--- start TEXT ---

Not the best name to have when a murder charge comes against you
Posted by tigerpimpbot
Chairman of the Pool Board
Member since Nov 2011
66918 posts
Posted on 3/12/16 at 12:41 pm to
Barry Scheck still doing work
Posted by AndyJ
Member since Jul 2008
2754 posts
Posted on 3/12/16 at 12:47 pm to
quote:

Mr. Hatchett gave Ms. Carter money to buy crack


Jesus even retards with an IQ of 63 are into crack?
Posted by Capital Cajun
Over Yonder
Member since Aug 2007
5525 posts
Posted on 3/12/16 at 12:48 pm to
This happens far to often. If you really want to get pissed watch An Unreal Dream: The Michael Morton Story.

DA's and police want to close a case and do all kinds of shady shite to get convictions.
Posted by russpot
alexandria
Member since Jul 2007
425 posts
Posted on 3/12/16 at 12:49 pm to
well he would have commited crimes anyway.
Posted by soccerfüt
Location: A Series of Tubes
Member since May 2013
65591 posts
Posted on 3/12/16 at 12:53 pm to
It was a hatchet job by the DA.
Posted by Mars duMorgue
Sunset Dist/SF
Member since Aug 2015
2816 posts
Posted on 3/12/16 at 1:26 pm to
If New York still had the death penalty this never would've happened: they guy would've been executed long ago and case would've have been buried with him.
Posted by bencoleman
RIP 7/19
Member since Feb 2009
37887 posts
Posted on 3/12/16 at 1:32 pm to
quote:

This happens far to often







Until prosecutors are held responsible they'll continue to put innocents in jail
Posted by biglego
Ask your mom where I been
Member since Nov 2007
76264 posts
Posted on 3/12/16 at 1:56 pm to
quote:

This happens far to often.

It does and it's the only reason I'm not in favor of the death penalty. There's simply zero reason the expect the government to be any more competent at criminal justice than it is at anything else.

What's cool here is the DA not being complacent. Leon or Connick's offices will stand by crooked ADAs no matter what. They don't care if an innocent man is in prison. Doesn't bother them at all.
Posted by Mullet Flap
Lysdexia
Member since Jun 2015
4208 posts
Posted on 3/12/16 at 2:12 pm to
quote:

It does and it's the only reason I'm not in favor of the death penalty. There's simply zero reason the expect the government to be any more competent at criminal justice than it is at anything else.



Well I don't think the government is the root of all of our problems..a lot of our problems, sure though. That being said as the most advanced country in the world, i think we should set the standard that the government has no right to kill a human being.

I understand the whole "they cost taxpayers so much more money" argument, for which I agree..but morally, I can't find any reason for us as Americans to be able to take human life, no matter how shitty the human. That is not to say I don't advocate locking them up until they rot, however.
Posted by Bestbank Tiger
Premium Member
Member since Jan 2005
70997 posts
Posted on 3/12/16 at 2:12 pm to
quote:


Until prosecutors are held responsible they'll continue to put innocents in jail


This.

The solution is to start giving rogue cops and rogue prosecutors the same sentence as the innocent people they railroaded.

--- end TEXT ---
--- start PROVIDED RECORDS ---

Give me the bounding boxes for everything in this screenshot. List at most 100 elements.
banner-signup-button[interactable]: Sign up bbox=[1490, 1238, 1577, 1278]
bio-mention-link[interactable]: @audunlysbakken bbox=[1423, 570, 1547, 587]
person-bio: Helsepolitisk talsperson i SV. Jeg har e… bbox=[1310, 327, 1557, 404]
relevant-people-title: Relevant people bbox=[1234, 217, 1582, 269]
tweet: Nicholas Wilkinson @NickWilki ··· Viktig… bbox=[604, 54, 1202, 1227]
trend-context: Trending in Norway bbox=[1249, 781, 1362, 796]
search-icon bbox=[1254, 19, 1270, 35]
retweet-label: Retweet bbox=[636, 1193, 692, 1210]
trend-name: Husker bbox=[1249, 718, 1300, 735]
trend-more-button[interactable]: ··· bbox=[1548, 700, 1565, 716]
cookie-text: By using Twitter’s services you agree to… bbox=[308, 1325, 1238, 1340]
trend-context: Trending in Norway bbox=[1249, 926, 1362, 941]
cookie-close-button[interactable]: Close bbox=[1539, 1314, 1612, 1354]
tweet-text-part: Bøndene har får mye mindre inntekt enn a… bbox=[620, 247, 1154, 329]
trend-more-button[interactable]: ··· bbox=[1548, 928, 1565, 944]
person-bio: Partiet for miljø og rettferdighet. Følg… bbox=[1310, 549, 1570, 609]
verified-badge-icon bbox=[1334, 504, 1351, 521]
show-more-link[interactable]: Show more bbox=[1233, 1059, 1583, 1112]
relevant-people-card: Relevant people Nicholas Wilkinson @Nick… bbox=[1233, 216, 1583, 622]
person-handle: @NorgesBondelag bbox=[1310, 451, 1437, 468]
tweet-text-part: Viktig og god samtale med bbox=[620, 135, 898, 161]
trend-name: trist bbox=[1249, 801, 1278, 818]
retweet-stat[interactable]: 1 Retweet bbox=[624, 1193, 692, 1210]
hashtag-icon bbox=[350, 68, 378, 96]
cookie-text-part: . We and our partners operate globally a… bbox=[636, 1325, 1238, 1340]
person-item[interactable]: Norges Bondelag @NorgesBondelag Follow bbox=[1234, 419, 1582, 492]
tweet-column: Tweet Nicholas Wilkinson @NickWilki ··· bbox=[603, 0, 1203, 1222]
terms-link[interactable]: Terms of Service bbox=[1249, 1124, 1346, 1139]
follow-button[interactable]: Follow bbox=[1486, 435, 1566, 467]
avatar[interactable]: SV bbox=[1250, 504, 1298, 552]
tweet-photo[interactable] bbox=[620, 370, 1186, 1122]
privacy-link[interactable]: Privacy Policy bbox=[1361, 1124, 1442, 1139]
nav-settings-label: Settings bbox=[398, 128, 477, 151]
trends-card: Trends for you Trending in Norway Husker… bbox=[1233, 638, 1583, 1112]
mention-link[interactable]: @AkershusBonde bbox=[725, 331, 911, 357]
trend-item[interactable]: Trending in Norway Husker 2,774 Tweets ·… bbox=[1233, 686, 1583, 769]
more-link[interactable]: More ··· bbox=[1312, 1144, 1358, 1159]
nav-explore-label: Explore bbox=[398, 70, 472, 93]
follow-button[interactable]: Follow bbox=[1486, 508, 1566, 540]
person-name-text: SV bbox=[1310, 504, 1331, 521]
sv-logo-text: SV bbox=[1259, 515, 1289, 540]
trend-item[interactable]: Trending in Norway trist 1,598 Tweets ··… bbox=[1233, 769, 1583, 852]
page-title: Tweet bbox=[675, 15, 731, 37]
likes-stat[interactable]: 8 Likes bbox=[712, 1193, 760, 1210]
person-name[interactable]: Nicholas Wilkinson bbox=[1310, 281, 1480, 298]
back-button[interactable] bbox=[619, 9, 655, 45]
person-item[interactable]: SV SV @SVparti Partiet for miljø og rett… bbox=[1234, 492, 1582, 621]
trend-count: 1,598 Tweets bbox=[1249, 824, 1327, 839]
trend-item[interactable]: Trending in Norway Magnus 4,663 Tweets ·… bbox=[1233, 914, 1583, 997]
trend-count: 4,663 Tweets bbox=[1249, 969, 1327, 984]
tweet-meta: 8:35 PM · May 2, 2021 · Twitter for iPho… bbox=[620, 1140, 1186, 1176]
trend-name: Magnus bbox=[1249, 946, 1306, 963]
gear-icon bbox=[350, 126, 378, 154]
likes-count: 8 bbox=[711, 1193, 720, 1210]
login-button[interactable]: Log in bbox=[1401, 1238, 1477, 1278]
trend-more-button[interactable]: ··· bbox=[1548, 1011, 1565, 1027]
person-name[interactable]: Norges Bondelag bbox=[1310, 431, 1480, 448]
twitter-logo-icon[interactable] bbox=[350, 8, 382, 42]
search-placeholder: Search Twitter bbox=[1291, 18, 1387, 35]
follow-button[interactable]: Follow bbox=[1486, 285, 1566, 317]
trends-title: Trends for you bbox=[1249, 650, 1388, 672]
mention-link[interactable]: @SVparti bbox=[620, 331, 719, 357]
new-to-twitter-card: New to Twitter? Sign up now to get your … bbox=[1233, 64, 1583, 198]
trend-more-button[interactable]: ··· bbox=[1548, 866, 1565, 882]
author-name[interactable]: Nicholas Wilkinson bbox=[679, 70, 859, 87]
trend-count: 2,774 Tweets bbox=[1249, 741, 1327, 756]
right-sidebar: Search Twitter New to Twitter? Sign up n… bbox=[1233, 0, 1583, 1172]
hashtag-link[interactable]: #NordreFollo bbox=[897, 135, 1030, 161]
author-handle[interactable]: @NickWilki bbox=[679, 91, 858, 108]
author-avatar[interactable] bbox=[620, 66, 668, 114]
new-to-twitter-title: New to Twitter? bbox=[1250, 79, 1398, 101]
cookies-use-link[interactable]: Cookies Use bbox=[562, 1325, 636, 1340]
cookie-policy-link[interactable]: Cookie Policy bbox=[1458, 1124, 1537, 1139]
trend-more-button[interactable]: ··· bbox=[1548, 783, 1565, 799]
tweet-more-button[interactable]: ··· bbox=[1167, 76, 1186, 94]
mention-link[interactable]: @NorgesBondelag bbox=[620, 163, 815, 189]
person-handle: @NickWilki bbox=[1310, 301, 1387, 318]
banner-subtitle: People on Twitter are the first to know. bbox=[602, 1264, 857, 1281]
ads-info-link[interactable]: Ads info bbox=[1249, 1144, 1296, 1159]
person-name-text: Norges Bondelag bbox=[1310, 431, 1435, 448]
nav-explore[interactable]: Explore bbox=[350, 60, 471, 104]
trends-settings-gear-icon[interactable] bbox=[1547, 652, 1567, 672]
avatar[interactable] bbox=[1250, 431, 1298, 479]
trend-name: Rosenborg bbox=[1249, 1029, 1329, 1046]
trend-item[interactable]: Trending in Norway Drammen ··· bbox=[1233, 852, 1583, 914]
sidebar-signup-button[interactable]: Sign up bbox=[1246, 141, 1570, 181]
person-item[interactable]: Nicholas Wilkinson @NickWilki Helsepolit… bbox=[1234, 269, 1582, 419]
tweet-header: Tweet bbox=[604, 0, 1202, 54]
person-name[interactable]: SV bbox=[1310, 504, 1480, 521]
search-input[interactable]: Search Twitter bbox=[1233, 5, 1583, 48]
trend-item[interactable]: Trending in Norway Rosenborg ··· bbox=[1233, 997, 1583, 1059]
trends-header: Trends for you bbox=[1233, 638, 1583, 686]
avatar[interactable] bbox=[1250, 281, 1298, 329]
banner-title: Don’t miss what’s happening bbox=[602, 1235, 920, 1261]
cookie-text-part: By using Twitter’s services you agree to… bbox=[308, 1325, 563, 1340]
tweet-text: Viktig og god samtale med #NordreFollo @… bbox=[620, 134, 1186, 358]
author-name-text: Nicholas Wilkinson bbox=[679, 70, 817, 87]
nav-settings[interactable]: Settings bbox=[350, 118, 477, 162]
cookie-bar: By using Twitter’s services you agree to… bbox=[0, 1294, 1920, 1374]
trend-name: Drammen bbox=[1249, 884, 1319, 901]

--- end PROVIDED RECORDS ---

**REQUIRED TASKS:**
A. Pull out the part of the forum thread that runs from "DA's and police" to "job by the DA.", copying it word for word.
B. Copy the records word for word, from their first line to the line with "trend-more-button[interactable]: ··· bbox=[1548, 700, 1565, 716]".

**TASK-BY-TASK ANSWERS:**
A.
DA's and police want to close a case and do all kinds of shady shite to get convictions.
Posted by russpot
alexandria
Member since Jul 2007
425 posts
Posted on 3/12/16 at 12:49 pm to
well he would have commited crimes anyway.
Posted by soccerfüt
Location: A Series of Tubes
Member since May 2013
65591 posts
Posted on 3/12/16 at 12:53 pm to
It was a hatchet job by the DA.

B.
Give me the bounding boxes for everything in this screenshot. List at most 100 elements.
banner-signup-button[interactable]: Sign up bbox=[1490, 1238, 1577, 1278]
bio-mention-link[interactable]: @audunlysbakken bbox=[1423, 570, 1547, 587]
person-bio: Helsepolitisk talsperson i SV. Jeg har e… bbox=[1310, 327, 1557, 404]
relevant-people-title: Relevant people bbox=[1234, 217, 1582, 269]
tweet: Nicholas Wilkinson @NickWilki ··· Viktig… bbox=[604, 54, 1202, 1227]
trend-context: Trending in Norway bbox=[1249, 781, 1362, 796]
search-icon bbox=[1254, 19, 1270, 35]
retweet-label: Retweet bbox=[636, 1193, 692, 1210]
trend-name: Husker bbox=[1249, 718, 1300, 735]
trend-more-button[interactable]: ··· bbox=[1548, 700, 1565, 716]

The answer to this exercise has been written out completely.